### Çözülecek Görev
İstinaf kararındaki "19.03.2020 tarihli tam" ifadesinden "bulunmadığının tespiti talep etmiştir." ifadesine kadar uzanan bölümü hiçbir değişiklik yapmadan yaz.

### Verilen Metin
- - - - - - -

Emsal Mahkeme Kararı İstanbul Bölge Adliye Mahkemesi 14. Hukuk Dairesi 2021/1076 E. 2021/1480 K. 02.12.2021 T.

Görüntülediğiniz mahkeme kararı kesinleşmiş bir karardır.

T.C.
İSTANBUL
BÖLGE ADLİYE MAHKEMESİ
14. HUKUK DAİRESİ
DOSYA NO: 2021/1076
KARAR NO : 2021/1480
T Ü R K M İ L L E T İ A D I N A
İ S T İ N A F K A R A R I
İNCELENEN KARARIN
MAHKEMESİ: İSTANBUL 4. ASLİYE TİCARET MAHKEMESİ
TARİHİ : 30/03/2021
NUMARASI : 2019/350 ESAS 2021/269 KARAR
DAVANIN KONUSU : Tespit
Taraflar arasında görülen tespit davasının ilk derece mahkemesince yapılan yargılaması sonucunda, ilamda yazılı nedenlerle davanın açılmamış sayılmasına ilişkin verilen hükme karşı, davacı vekili tarafından istinaf kanun yoluna başvurulması üzerine dairemize gönderilmiş olan dava dosyası incelendi.
TARAFLARIN İDDİA VE SAVUNMALARININ ÖZETİ
Davacı vekili, davasında özetle;
davalı ile yapılan yapılandırma sözleşmesi gereğince 29/08/2012 tarihinde imzalanan üç adet protokolün yok hükmünde olduğunun tespitine karar verilmesini istemiştir.
Dava yargılaması sırasında işlemden kaldırıldığı 24/12/2020 tarihten itibaren üç aylık yasal hak düşürücü süre içinde yenilenmediği gerekçesiyle dosya ilk derece mahkemesince resen ele alınarak aşağıdaki kararın verildiği anlaşılmaktadır.
İLK DERECE MAHKEMESİ KARARININ ÖZETİ
İlk Derece Mahkemesince yapılan yargılama sonucunda; “…Davacı 29.08.2012 tarihli protokollerin yokluk nedeniyle hükümsüz olduklarının tespiti talep etmiştir.
19.03.2020 tarihli tam ıslah dilekçesi ile davacı davasını ıslah ederek İstanbul 11. İcra Müdürlüğünün … sayılı dosyalarından davalıya borcu bulunmadığının tespiti talep etmiştir.

- - - - - - -

### Veriler
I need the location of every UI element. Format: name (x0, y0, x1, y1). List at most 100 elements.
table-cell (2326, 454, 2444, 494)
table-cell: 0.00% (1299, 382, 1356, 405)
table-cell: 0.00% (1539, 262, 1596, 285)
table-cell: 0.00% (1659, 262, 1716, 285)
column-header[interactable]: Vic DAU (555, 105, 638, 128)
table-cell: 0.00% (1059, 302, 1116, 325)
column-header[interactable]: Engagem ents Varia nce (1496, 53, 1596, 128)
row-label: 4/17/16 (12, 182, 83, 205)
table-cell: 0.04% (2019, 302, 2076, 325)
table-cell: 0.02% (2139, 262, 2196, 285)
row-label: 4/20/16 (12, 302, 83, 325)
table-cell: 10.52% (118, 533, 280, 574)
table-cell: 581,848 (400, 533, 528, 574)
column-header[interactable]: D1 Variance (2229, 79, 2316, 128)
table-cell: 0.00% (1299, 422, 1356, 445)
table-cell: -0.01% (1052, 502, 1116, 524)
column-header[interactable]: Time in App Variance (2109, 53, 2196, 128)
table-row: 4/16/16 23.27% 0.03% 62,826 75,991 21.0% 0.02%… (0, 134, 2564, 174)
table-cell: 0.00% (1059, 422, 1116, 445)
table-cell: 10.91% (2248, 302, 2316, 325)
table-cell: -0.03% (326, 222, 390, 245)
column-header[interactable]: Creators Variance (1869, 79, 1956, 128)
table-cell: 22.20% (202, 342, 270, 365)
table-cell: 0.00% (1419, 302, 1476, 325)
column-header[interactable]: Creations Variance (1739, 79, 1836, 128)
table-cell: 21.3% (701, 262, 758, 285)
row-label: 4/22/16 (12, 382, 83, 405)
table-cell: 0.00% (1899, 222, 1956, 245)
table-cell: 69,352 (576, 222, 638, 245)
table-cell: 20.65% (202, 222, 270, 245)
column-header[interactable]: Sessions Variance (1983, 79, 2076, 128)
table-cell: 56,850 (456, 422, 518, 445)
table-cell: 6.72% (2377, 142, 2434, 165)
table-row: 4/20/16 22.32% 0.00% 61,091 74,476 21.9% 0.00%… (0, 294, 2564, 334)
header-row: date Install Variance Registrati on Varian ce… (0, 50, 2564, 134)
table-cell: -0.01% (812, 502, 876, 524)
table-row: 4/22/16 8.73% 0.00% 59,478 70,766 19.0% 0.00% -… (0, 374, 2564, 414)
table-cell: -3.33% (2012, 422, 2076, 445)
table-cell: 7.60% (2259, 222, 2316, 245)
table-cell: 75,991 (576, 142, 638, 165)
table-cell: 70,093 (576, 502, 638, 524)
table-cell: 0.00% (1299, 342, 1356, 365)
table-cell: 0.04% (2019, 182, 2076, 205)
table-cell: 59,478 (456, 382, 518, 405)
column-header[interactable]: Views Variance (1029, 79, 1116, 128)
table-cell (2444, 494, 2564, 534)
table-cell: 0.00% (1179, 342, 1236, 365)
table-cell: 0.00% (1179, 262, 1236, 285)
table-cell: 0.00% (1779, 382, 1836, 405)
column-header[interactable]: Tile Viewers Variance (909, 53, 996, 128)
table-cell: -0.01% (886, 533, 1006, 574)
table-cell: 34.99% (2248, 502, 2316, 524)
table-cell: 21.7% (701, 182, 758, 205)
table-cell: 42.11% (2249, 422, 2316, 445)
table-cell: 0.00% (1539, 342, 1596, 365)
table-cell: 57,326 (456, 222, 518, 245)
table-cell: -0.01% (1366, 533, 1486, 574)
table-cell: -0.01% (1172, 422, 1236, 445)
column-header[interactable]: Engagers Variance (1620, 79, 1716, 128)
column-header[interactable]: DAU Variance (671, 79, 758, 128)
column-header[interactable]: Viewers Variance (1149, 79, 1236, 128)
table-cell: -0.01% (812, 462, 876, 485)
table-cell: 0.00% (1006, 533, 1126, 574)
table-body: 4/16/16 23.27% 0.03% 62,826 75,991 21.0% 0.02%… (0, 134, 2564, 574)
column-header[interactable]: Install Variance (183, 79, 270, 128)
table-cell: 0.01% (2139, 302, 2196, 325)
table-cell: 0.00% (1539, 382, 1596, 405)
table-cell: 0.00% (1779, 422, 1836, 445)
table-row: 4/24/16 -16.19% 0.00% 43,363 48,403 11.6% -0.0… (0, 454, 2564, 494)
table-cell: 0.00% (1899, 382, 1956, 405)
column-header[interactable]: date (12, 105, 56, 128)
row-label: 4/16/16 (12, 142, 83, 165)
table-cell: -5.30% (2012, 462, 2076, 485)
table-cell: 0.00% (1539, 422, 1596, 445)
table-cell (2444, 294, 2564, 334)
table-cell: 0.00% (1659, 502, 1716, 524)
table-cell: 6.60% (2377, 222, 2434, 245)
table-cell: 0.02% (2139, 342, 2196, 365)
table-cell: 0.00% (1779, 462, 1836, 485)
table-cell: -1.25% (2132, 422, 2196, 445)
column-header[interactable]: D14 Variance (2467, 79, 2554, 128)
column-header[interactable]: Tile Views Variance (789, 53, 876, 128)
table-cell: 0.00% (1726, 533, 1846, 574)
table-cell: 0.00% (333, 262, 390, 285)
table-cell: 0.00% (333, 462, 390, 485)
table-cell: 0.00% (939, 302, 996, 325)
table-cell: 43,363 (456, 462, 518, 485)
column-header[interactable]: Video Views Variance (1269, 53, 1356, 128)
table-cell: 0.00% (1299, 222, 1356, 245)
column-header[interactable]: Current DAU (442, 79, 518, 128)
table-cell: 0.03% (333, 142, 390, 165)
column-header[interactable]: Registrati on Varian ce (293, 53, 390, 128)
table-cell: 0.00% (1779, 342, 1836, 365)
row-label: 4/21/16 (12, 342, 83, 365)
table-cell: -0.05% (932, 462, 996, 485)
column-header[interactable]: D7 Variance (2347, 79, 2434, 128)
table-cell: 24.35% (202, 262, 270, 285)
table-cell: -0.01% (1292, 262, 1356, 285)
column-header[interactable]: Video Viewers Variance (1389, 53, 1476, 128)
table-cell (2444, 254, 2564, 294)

- - - - - - -

### Sonuç Aşağıda
19.03.2020 tarihli tam ıslah dilekçesi ile davacı davasını ıslah ederek İstanbul 11. İcra Müdürlüğünün … sayılı dosyalarından davalıya borcu bulunmadığının tespiti talep etmiştir.